How to complete this task: Print the listing that follows, character for character.

--------------------------------------------------

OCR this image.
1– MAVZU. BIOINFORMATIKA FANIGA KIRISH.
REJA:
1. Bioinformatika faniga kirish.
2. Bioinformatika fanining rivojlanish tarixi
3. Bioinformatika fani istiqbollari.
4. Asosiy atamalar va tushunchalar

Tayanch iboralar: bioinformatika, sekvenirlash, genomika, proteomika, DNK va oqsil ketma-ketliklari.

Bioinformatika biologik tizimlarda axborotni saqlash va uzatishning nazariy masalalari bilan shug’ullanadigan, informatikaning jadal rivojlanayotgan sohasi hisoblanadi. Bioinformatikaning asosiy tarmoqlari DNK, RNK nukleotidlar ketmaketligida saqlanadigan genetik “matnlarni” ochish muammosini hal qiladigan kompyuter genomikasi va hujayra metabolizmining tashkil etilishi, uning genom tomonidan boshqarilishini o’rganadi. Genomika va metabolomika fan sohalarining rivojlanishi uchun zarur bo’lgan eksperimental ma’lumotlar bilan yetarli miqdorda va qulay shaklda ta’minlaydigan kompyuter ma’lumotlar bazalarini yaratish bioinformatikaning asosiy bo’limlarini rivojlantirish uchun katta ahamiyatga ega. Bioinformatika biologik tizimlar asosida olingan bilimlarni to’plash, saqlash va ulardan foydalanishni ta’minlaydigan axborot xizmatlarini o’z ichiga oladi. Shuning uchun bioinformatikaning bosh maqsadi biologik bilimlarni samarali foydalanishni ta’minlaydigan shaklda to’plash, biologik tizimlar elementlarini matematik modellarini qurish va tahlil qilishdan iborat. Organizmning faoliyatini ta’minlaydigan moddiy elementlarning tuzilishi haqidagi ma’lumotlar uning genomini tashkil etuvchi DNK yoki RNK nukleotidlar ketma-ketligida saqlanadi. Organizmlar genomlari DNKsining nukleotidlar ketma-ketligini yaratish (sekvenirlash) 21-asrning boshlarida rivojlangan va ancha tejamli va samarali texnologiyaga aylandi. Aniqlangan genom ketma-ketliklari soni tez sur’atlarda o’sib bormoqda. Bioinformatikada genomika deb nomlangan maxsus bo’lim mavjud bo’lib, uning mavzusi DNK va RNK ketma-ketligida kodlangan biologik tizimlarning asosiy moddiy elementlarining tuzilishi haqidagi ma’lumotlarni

--------------------------------------------------

Output below:
OCR this image.
1– MAVZU. BIOINFORMATIKA FANIGA KIRISH.
REJA:
1. Bioinformatika faniga kirish.
2. Bioinformatika fanining rivojlanish tarixi
3. Bioinformatika fani istiqbollari.
4. Asosiy atamalar va tushunchalar

Tayanch iboralar: bioinformatika, sekvenirlash, genomika, proteomika, DNK va oqsil ketma-ketliklari.

Bioinformatika biologik tizimlarda axborotni saqlash va uzatishning nazariy masalalari bilan shug’ullanadigan, informatikaning jadal rivojlanayotgan sohasi hisoblanadi. Bioinformatikaning asosiy tarmoqlari DNK, RNK nukleotidlar ketmaketligida saqlanadigan genetik “matnlarni” ochish muammosini hal qiladigan kompyuter genomikasi va hujayra metabolizmining tashkil etilishi, uning genom tomonidan boshqarilishini o’rganadi. Genomika va metabolomika fan sohalarining rivojlanishi uchun zarur bo’lgan eksperimental ma’lumotlar bilan yetarli miqdorda va qulay shaklda ta’minlaydigan kompyuter ma’lumotlar bazalarini yaratish bioinformatikaning asosiy bo’limlarini rivojlantirish uchun katta ahamiyatga ega. Bioinformatika biologik tizimlar asosida olingan bilimlarni to’plash, saqlash va ulardan foydalanishni ta’minlaydigan axborot xizmatlarini o’z ichiga oladi. Shuning uchun bioinformatikaning bosh maqsadi biologik bilimlarni samarali foydalanishni ta’minlaydigan shaklda to’plash, biologik tizimlar elementlarini matematik modellarini qurish va tahlil qilishdan iborat. Organizmning faoliyatini ta’minlaydigan moddiy elementlarning tuzilishi haqidagi ma’lumotlar uning genomini tashkil etuvchi DNK yoki RNK nukleotidlar ketma-ketligida saqlanadi. Organizmlar genomlari DNKsining nukleotidlar ketma-ketligini yaratish (sekvenirlash) 21-asrning boshlarida rivojlangan va ancha tejamli va samarali texnologiyaga aylandi. Aniqlangan genom ketma-ketliklari soni tez sur’atlarda o’sib bormoqda. Bioinformatikada genomika deb nomlangan maxsus bo’lim mavjud bo’lib, uning mavzusi DNK va RNK ketma-ketligida kodlangan biologik tizimlarning asosiy moddiy elementlarining tuzilishi haqidagi ma’lumotlarni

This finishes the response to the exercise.